### WHAT YOU SHOULD DO
Write out each line beneath this one exactly as it reads.

### PROVIDED DATA
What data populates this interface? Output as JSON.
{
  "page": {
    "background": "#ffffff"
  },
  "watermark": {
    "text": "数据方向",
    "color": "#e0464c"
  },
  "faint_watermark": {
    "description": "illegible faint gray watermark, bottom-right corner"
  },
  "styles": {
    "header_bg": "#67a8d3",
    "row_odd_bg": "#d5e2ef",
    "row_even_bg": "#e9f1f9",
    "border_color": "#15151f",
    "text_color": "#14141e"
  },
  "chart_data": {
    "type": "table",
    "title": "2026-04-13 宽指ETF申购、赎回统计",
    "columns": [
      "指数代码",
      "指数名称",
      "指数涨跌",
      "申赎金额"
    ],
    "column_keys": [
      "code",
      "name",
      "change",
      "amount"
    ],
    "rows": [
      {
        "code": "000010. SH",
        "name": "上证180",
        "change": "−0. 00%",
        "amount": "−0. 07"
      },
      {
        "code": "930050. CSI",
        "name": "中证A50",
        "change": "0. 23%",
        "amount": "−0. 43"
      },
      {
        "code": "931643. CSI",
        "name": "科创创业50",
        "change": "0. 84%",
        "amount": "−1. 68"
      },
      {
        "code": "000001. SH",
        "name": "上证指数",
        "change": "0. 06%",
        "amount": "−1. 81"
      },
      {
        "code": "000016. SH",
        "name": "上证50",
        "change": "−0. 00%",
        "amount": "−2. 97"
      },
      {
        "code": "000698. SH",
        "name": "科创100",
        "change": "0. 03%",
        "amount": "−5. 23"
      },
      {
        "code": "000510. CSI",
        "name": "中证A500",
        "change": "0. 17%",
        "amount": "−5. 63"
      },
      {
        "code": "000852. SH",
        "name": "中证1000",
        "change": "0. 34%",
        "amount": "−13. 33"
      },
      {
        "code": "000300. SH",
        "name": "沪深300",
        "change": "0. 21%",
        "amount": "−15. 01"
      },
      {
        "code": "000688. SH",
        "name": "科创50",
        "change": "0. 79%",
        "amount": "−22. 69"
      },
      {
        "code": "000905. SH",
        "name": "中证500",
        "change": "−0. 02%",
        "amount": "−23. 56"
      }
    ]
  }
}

### ANSWER IN FULL
What data populates this interface? Output as JSON.
{
  "page": {
    "background": "#ffffff"
  },
  "watermark": {
    "text": "数据方向",
    "color": "#e0464c"
  },
  "faint_watermark": {
    "description": "illegible faint gray watermark, bottom-right corner"
  },
  "styles": {
    "header_bg": "#67a8d3",
    "row_odd_bg": "#d5e2ef",
    "row_even_bg": "#e9f1f9",
    "border_color": "#15151f",
    "text_color": "#14141e"
  },
  "chart_data": {
    "type": "table",
    "title": "2026-04-13 宽指ETF申购、赎回统计",
    "columns": [
      "指数代码",
      "指数名称",
      "指数涨跌",
      "申赎金额"
    ],
    "column_keys": [
      "code",
      "name",
      "change",
      "amount"
    ],
    "rows": [
      {
        "code": "000010. SH",
        "name": "上证180",
        "change": "−0. 00%",
        "amount": "−0. 07"
      },
      {
        "code": "930050. CSI",
        "name": "中证A50",
        "change": "0. 23%",
        "amount": "−0. 43"
      },
      {
        "code": "931643. CSI",
        "name": "科创创业50",
        "change": "0. 84%",
        "amount": "−1. 68"
      },
      {
        "code": "000001. SH",
        "name": "上证指数",
        "change": "0. 06%",
        "amount": "−1. 81"
      },
      {
        "code": "000016. SH",
        "name": "上证50",
        "change": "−0. 00%",
        "amount": "−2. 97"
      },
      {
        "code": "000698. SH",
        "name": "科创100",
        "change": "0. 03%",
        "amount": "−5. 23"
      },
      {
        "code": "000510. CSI",
        "name": "中证A500",
        "change": "0. 17%",
        "amount": "−5. 63"
      },
      {
        "code": "000852. SH",
        "name": "中证1000",
        "change": "0. 34%",
        "amount": "−13. 33"
      },
      {
        "code": "000300. SH",
        "name": "沪深300",
        "change": "0. 21%",
        "amount": "−15. 01"
      },
      {
        "code": "000688. SH",
        "name": "科创50",
        "change": "0. 79%",
        "amount": "−22. 69"
      },
      {
        "code": "000905. SH",
        "name": "中证500",
        "change": "−0. 02%",
        "amount": "−23. 56"
      }
    ]
  }
}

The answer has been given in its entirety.